* SHORT EXERCISE *
Which lines hold the word "若要使厂址到"? Show each of them.

SUPPLIED INFORMATION start

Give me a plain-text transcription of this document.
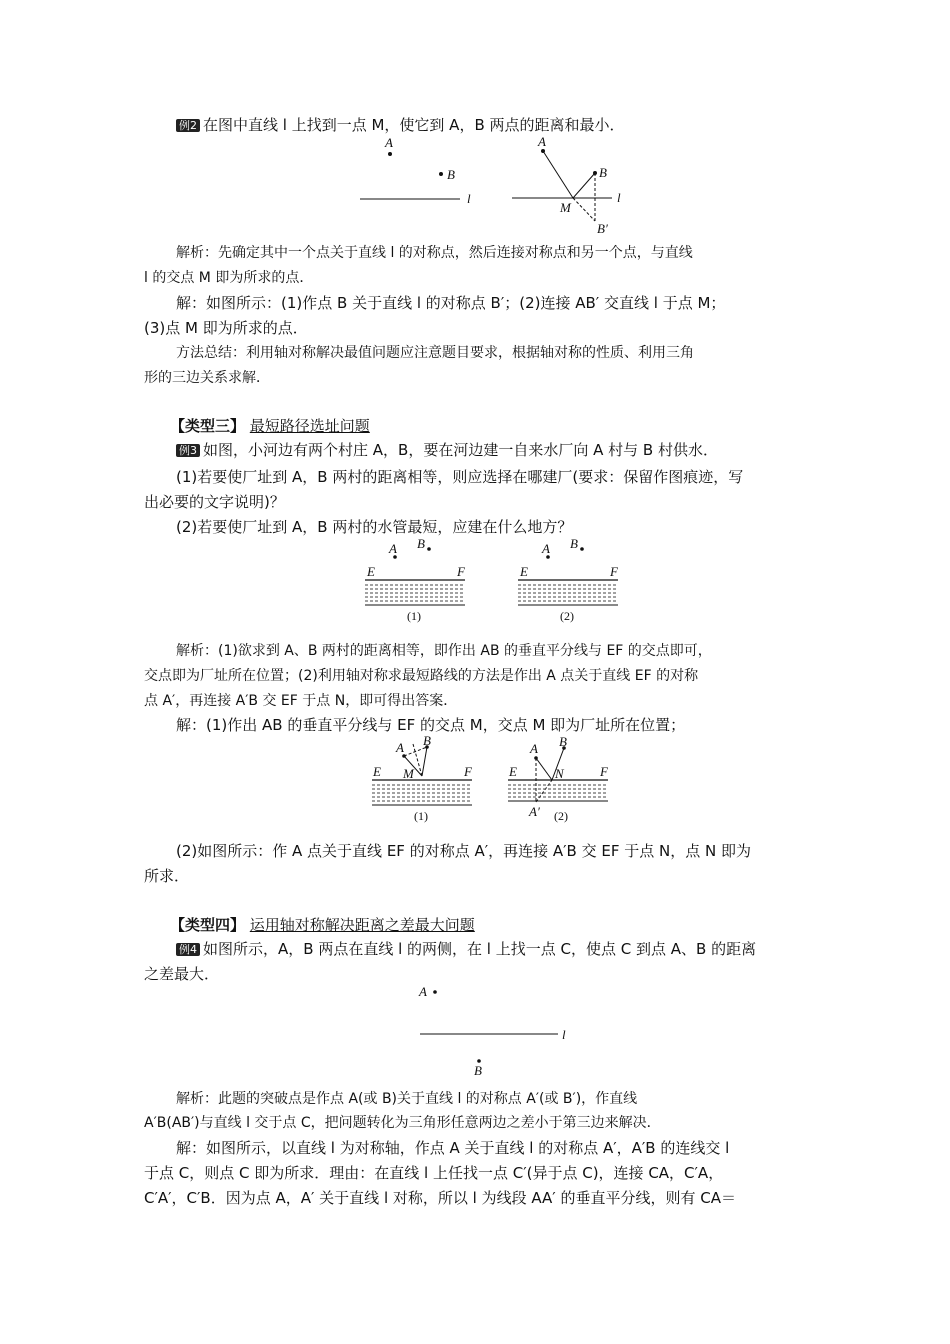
例2 在图中直线 l 上找到一点 M，使它到 A，B 两点的距离和最小．
A
B
l	l
A
B
M
B′
解析：先确定其中一个点关于直线 l 的对称点，然后连接对称点和另一个点，与直线
l 的交点 M 即为所求的点．
解：如图所示：(1)作点 B 关于直线 l 的对称点 B′；(2)连接 AB′ 交直线 l 于点 M；
(3)点 M 即为所求的点．
方法总结：利用轴对称解决最值问题应注意题目要求，根据轴对称的性质、利用三角
形的三边关系求解．
【类型三】 最短路径选址问题
例3 如图，小河边有两个村庄 A，B，要在河边建一自来水厂向 A 村与 B 村供水．
(1)若要使厂址到 A，B 两村的距离相等，则应选择在哪建厂(要求：保留作图痕迹，写
出必要的文字说明)？
(2)若要使厂址到 A，B 两村的水管最短，应建在什么地方？
A B
E	F
(1)
A B
E	F
(2)
解析：(1)欲求到 A、B 两村的距离相等，即作出 AB 的垂直平分线与 EF 的交点即可，
交点即为厂址所在位置；(2)利用轴对称求最短路线的方法是作出 A 点关于直线 EF 的对称
点 A′，再连接 A′B 交 EF 于点 N，即可得出答案．
解：(1)作出 AB 的垂直平分线与 EF 的交点 M，交点 M 即为厂址所在位置；
A B
M
E	F
(1)
A B
N
E	F
A′ (2)
(2)如图所示：作 A 点关于直线 EF 的对称点 A′，再连接 A′B 交 EF 于点 N，点 N 即为
所求．
【类型四】 运用轴对称解决距离之差最大问题
例4 如图所示，A，B 两点在直线 l 的两侧，在 l 上找一点 C，使点 C 到点 A、B 的距离
之差最大．
A
l
B
解析：此题的突破点是作点 A(或 B)关于直线 l 的对称点 A′(或 B′)，作直线
A′B(AB′)与直线 l 交于点 C，把问题转化为三角形任意两边之差小于第三边来解决．
解：如图所示，以直线 l 为对称轴，作点 A 关于直线 l 的对称点 A′，A′B 的连线交 l
于点 C，则点 C 即为所求．理由：在直线 l 上任找一点 C′(异于点 C)，连接 CA，C′A，
C′A′，C′B．因为点 A，A′ 关于直线 l 对称，所以 l 为线段 AA′ 的垂直平分线，则有 CA＝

SUPPLIED INFORMATION end

* WRITTEN SOLUTION *
(1)若要使厂址到 A，B 两村的距离相等，则应选择在哪建厂(要求：保留作图痕迹，写
(2)若要使厂址到 A，B 两村的水管最短，应建在什么地方？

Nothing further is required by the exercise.